◆ OBJECTIVE
Repeat the lines below exactly as they appear, but leave out the images.

Records from a dataset:
================

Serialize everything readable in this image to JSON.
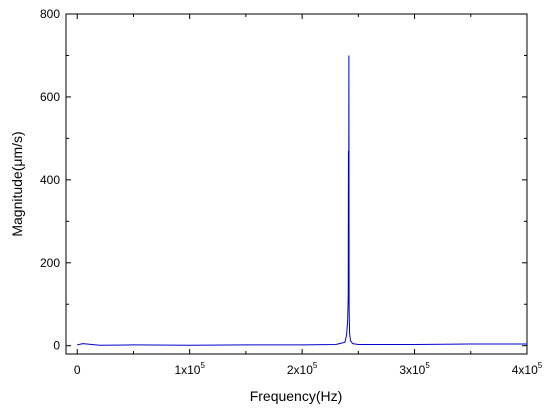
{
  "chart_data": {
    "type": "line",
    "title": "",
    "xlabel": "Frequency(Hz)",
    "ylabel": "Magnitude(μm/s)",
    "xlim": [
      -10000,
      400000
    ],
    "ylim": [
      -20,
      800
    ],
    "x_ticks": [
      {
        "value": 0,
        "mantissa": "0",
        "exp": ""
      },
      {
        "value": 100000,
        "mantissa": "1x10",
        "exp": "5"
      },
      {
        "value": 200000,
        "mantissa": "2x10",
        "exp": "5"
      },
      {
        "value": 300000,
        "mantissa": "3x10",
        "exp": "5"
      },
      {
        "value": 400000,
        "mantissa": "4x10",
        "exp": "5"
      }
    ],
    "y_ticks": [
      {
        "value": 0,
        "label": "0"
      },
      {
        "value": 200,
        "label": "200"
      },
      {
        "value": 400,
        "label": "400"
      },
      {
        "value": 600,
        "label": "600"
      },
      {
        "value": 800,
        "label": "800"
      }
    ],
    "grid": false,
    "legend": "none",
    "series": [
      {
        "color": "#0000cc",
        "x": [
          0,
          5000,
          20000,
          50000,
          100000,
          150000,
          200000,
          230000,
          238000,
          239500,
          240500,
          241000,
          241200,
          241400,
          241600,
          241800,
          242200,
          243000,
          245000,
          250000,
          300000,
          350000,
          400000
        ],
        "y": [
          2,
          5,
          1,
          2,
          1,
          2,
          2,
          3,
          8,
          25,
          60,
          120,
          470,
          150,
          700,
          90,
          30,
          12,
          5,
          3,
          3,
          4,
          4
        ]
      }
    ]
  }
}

================

◆ WRITTEN REPLY
Serialize everything readable in this image to JSON.
{
  "chart_data": {
    "type": "line",
    "title": "",
    "xlabel": "Frequency(Hz)",
    "ylabel": "Magnitude(μm/s)",
    "xlim": [
      -10000,
      400000
    ],
    "ylim": [
      -20,
      800
    ],
    "x_ticks": [
      {
        "value": 0,
        "mantissa": "0",
        "exp": ""
      },
      {
        "value": 100000,
        "mantissa": "1x10",
        "exp": "5"
      },
      {
        "value": 200000,
        "mantissa": "2x10",
        "exp": "5"
      },
      {
        "value": 300000,
        "mantissa": "3x10",
        "exp": "5"
      },
      {
        "value": 400000,
        "mantissa": "4x10",
        "exp": "5"
      }
    ],
    "y_ticks": [
      {
        "value": 0,
        "label": "0"
      },
      {
        "value": 200,
        "label": "200"
      },
      {
        "value": 400,
        "label": "400"
      },
      {
        "value": 600,
        "label": "600"
      },
      {
        "value": 800,
        "label": "800"
      }
    ],
    "grid": false,
    "legend": "none",
    "series": [
      {
        "color": "#0000cc",
        "x": [
          0,
          5000,
          20000,
          50000,
          100000,
          150000,
          200000,
          230000,
          238000,
          239500,
          240500,
          241000,
          241200,
          241400,
          241600,
          241800,
          242200,
          243000,
          245000,
          250000,
          300000,
          350000,
          400000
        ],
        "y": [
          2,
          5,
          1,
          2,
          1,
          2,
          2,
          3,
          8,
          25,
          60,
          120,
          470,
          150,
          700,
          90,
          30,
          12,
          5,
          3,
          3,
          4,
          4
        ]
      }
    ]
  }
}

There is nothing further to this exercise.